### [What to do]
Each line of the material below should be reproduced exactly.

************

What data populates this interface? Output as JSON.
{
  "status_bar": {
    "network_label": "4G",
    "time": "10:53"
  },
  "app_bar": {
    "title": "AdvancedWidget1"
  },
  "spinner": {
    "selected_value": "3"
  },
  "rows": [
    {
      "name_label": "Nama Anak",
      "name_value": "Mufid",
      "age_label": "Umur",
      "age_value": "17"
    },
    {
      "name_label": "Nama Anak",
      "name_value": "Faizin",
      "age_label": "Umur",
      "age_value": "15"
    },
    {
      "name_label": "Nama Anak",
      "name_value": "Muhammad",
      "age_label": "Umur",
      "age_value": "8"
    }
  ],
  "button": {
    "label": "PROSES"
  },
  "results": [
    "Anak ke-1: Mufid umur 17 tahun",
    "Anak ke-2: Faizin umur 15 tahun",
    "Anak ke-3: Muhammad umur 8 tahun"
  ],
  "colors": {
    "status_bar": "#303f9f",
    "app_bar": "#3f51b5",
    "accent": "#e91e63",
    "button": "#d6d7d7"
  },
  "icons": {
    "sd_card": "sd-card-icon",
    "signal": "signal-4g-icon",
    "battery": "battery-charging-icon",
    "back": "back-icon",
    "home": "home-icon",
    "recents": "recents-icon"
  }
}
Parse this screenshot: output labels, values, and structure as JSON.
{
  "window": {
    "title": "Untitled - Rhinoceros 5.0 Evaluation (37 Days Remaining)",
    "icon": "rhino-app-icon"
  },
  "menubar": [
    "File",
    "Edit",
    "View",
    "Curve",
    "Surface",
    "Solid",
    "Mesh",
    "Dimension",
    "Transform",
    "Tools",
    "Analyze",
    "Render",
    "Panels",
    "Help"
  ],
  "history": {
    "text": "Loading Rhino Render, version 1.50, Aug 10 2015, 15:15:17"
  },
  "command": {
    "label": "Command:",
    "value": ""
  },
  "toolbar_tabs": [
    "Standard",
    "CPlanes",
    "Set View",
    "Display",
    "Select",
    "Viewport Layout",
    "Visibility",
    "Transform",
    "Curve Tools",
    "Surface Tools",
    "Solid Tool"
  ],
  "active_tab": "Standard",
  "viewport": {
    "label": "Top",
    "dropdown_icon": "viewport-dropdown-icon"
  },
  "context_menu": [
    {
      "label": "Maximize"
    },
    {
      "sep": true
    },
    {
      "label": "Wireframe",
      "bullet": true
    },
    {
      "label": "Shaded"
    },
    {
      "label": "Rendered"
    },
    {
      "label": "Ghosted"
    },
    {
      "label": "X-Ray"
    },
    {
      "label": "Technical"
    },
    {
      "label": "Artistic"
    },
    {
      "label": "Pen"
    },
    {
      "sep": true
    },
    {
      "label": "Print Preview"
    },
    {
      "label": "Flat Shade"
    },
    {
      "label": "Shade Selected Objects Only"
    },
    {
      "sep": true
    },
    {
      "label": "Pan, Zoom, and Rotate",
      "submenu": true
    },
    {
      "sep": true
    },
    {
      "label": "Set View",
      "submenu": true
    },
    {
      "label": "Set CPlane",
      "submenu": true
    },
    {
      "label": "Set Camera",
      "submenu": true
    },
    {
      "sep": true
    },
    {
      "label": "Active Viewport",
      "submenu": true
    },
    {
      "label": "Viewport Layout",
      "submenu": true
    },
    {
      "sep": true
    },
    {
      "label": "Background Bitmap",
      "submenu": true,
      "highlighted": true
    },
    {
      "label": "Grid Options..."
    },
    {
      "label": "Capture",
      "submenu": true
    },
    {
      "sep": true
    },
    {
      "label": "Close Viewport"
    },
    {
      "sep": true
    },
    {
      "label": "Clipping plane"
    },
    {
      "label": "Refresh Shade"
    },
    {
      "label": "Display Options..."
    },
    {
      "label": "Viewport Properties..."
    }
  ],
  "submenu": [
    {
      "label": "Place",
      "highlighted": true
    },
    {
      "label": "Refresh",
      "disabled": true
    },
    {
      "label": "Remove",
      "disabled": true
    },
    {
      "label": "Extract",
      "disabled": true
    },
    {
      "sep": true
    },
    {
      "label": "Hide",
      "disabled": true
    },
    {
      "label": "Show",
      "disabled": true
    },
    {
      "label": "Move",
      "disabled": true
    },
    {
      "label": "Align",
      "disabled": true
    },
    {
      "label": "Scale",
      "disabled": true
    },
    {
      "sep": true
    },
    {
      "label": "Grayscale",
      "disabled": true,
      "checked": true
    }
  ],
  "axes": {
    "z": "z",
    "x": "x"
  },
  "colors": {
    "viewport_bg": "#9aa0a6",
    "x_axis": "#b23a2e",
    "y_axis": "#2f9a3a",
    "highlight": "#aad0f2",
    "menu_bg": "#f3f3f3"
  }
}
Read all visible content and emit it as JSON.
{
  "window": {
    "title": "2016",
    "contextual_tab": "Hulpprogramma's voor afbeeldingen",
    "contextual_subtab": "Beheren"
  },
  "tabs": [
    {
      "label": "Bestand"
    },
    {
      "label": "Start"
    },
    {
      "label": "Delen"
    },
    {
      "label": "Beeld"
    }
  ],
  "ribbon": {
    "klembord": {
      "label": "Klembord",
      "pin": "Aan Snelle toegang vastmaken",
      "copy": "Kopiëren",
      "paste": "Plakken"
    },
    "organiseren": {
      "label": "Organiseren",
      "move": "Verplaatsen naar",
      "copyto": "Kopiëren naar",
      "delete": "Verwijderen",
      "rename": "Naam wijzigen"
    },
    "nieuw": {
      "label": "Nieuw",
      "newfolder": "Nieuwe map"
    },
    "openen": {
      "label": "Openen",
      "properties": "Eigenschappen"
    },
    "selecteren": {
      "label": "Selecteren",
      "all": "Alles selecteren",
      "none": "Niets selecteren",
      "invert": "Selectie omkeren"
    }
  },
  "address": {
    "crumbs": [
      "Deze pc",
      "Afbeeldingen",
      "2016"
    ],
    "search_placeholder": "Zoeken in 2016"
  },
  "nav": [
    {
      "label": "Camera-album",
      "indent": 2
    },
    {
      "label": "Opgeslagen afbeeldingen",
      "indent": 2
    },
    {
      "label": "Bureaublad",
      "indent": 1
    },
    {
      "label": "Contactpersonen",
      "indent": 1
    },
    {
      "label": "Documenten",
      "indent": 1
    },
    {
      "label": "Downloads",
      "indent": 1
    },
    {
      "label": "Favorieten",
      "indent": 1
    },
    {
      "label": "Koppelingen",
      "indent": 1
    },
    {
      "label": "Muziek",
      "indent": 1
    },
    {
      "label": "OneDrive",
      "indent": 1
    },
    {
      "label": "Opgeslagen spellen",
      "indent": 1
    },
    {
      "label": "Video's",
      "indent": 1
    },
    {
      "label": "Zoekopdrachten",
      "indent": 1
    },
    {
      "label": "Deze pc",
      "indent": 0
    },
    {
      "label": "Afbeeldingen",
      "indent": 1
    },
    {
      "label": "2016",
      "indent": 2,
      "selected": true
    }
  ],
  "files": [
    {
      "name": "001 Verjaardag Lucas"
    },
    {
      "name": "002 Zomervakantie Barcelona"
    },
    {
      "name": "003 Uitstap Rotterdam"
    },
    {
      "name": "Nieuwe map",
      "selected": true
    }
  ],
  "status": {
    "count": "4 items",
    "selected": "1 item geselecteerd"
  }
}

************

### [Output below]
What data populates this interface? Output as JSON.
{
  "status_bar": {
    "network_label": "4G",
    "time": "10:53"
  },
  "app_bar": {
    "title": "AdvancedWidget1"
  },
  "spinner": {
    "selected_value": "3"
  },
  "rows": [
    {
      "name_label": "Nama Anak",
      "name_value": "Mufid",
      "age_label": "Umur",
      "age_value": "17"
    },
    {
      "name_label": "Nama Anak",
      "name_value": "Faizin",
      "age_label": "Umur",
      "age_value": "15"
    },
    {
      "name_label": "Nama Anak",
      "name_value": "Muhammad",
      "age_label": "Umur",
      "age_value": "8"
    }
  ],
  "button": {
    "label": "PROSES"
  },
  "results": [
    "Anak ke-1: Mufid umur 17 tahun",
    "Anak ke-2: Faizin umur 15 tahun",
    "Anak ke-3: Muhammad umur 8 tahun"
  ],
  "colors": {
    "status_bar": "#303f9f",
    "app_bar": "#3f51b5",
    "accent": "#e91e63",
    "button": "#d6d7d7"
  },
  "icons": {
    "sd_card": "sd-card-icon",
    "signal": "signal-4g-icon",
    "battery": "battery-charging-icon",
    "back": "back-icon",
    "home": "home-icon",
    "recents": "recents-icon"
  }
}
Parse this screenshot: output labels, values, and structure as JSON.
{
  "window": {
    "title": "Untitled - Rhinoceros 5.0 Evaluation (37 Days Remaining)",
    "icon": "rhino-app-icon"
  },
  "menubar": [
    "File",
    "Edit",
    "View",
    "Curve",
    "Surface",
    "Solid",
    "Mesh",
    "Dimension",
    "Transform",
    "Tools",
    "Analyze",
    "Render",
    "Panels",
    "Help"
  ],
  "history": {
    "text": "Loading Rhino Render, version 1.50, Aug 10 2015, 15:15:17"
  },
  "command": {
    "label": "Command:",
    "value": ""
  },
  "toolbar_tabs": [
    "Standard",
    "CPlanes",
    "Set View",
    "Display",
    "Select",
    "Viewport Layout",
    "Visibility",
    "Transform",
    "Curve Tools",
    "Surface Tools",
    "Solid Tool"
  ],
  "active_tab": "Standard",
  "viewport": {
    "label": "Top",
    "dropdown_icon": "viewport-dropdown-icon"
  },
  "context_menu": [
    {
      "label": "Maximize"
    },
    {
      "sep": true
    },
    {
      "label": "Wireframe",
      "bullet": true
    },
    {
      "label": "Shaded"
    },
    {
      "label": "Rendered"
    },
    {
      "label": "Ghosted"
    },
    {
      "label": "X-Ray"
    },
    {
      "label": "Technical"
    },
    {
      "label": "Artistic"
    },
    {
      "label": "Pen"
    },
    {
      "sep": true
    },
    {
      "label": "Print Preview"
    },
    {
      "label": "Flat Shade"
    },
    {
      "label": "Shade Selected Objects Only"
    },
    {
      "sep": true
    },
    {
      "label": "Pan, Zoom, and Rotate",
      "submenu": true
    },
    {
      "sep": true
    },
    {
      "label": "Set View",
      "submenu": true
    },
    {
      "label": "Set CPlane",
      "submenu": true
    },
    {
      "label": "Set Camera",
      "submenu": true
    },
    {
      "sep": true
    },
    {
      "label": "Active Viewport",
      "submenu": true
    },
    {
      "label": "Viewport Layout",
      "submenu": true
    },
    {
      "sep": true
    },
    {
      "label": "Background Bitmap",
      "submenu": true,
      "highlighted": true
    },
    {
      "label": "Grid Options..."
    },
    {
      "label": "Capture",
      "submenu": true
    },
    {
      "sep": true
    },
    {
      "label": "Close Viewport"
    },
    {
      "sep": true
    },
    {
      "label": "Clipping plane"
    },
    {
      "label": "Refresh Shade"
    },
    {
      "label": "Display Options..."
    },
    {
      "label": "Viewport Properties..."
    }
  ],
  "submenu": [
    {
      "label": "Place",
      "highlighted": true
    },
    {
      "label": "Refresh",
      "disabled": true
    },
    {
      "label": "Remove",
      "disabled": true
    },
    {
      "label": "Extract",
      "disabled": true
    },
    {
      "sep": true
    },
    {
      "label": "Hide",
      "disabled": true
    },
    {
      "label": "Show",
      "disabled": true
    },
    {
      "label": "Move",
      "disabled": true
    },
    {
      "label": "Align",
      "disabled": true
    },
    {
      "label": "Scale",
      "disabled": true
    },
    {
      "sep": true
    },
    {
      "label": "Grayscale",
      "disabled": true,
      "checked": true
    }
  ],
  "axes": {
    "z": "z",
    "x": "x"
  },
  "colors": {
    "viewport_bg": "#9aa0a6",
    "x_axis": "#b23a2e",
    "y_axis": "#2f9a3a",
    "highlight": "#aad0f2",
    "menu_bg": "#f3f3f3"
  }
}
Read all visible content and emit it as JSON.
{
  "window": {
    "title": "2016",
    "contextual_tab": "Hulpprogramma's voor afbeeldingen",
    "contextual_subtab": "Beheren"
  },
  "tabs": [
    {
      "label": "Bestand"
    },
    {
      "label": "Start"
    },
    {
      "label": "Delen"
    },
    {
      "label": "Beeld"
    }
  ],
  "ribbon": {
    "klembord": {
      "label": "Klembord",
      "pin": "Aan Snelle toegang vastmaken",
      "copy": "Kopiëren",
      "paste": "Plakken"
    },
    "organiseren": {
      "label": "Organiseren",
      "move": "Verplaatsen naar",
      "copyto": "Kopiëren naar",
      "delete": "Verwijderen",
      "rename": "Naam wijzigen"
    },
    "nieuw": {
      "label": "Nieuw",
      "newfolder": "Nieuwe map"
    },
    "openen": {
      "label": "Openen",
      "properties": "Eigenschappen"
    },
    "selecteren": {
      "label": "Selecteren",
      "all": "Alles selecteren",
      "none": "Niets selecteren",
      "invert": "Selectie omkeren"
    }
  },
  "address": {
    "crumbs": [
      "Deze pc",
      "Afbeeldingen",
      "2016"
    ],
    "search_placeholder": "Zoeken in 2016"
  },
  "nav": [
    {
      "label": "Camera-album",
      "indent": 2
    },
    {
      "label": "Opgeslagen afbeeldingen",
      "indent": 2
    },
    {
      "label": "Bureaublad",
      "indent": 1
    },
    {
      "label": "Contactpersonen",
      "indent": 1
    },
    {
      "label": "Documenten",
      "indent": 1
    },
    {
      "label": "Downloads",
      "indent": 1
    },
    {
      "label": "Favorieten",
      "indent": 1
    },
    {
      "label": "Koppelingen",
      "indent": 1
    },
    {
      "label": "Muziek",
      "indent": 1
    },
    {
      "label": "OneDrive",
      "indent": 1
    },
    {
      "label": "Opgeslagen spellen",
      "indent": 1
    },
    {
      "label": "Video's",
      "indent": 1
    },
    {
      "label": "Zoekopdrachten",
      "indent": 1
    },
    {
      "label": "Deze pc",
      "indent": 0
    },
    {
      "label": "Afbeeldingen",
      "indent": 1
    },
    {
      "label": "2016",
      "indent": 2,
      "selected": true
    }
  ],
  "files": [
    {
      "name": "001 Verjaardag Lucas"
    },
    {
      "name": "002 Zomervakantie Barcelona"
    },
    {
      "name": "003 Uitstap Rotterdam"
    },
    {
      "name": "Nieuwe map",
      "selected": true
    }
  ],
  "status": {
    "count": "4 items",
    "selected": "1 item geselecteerd"
  }
}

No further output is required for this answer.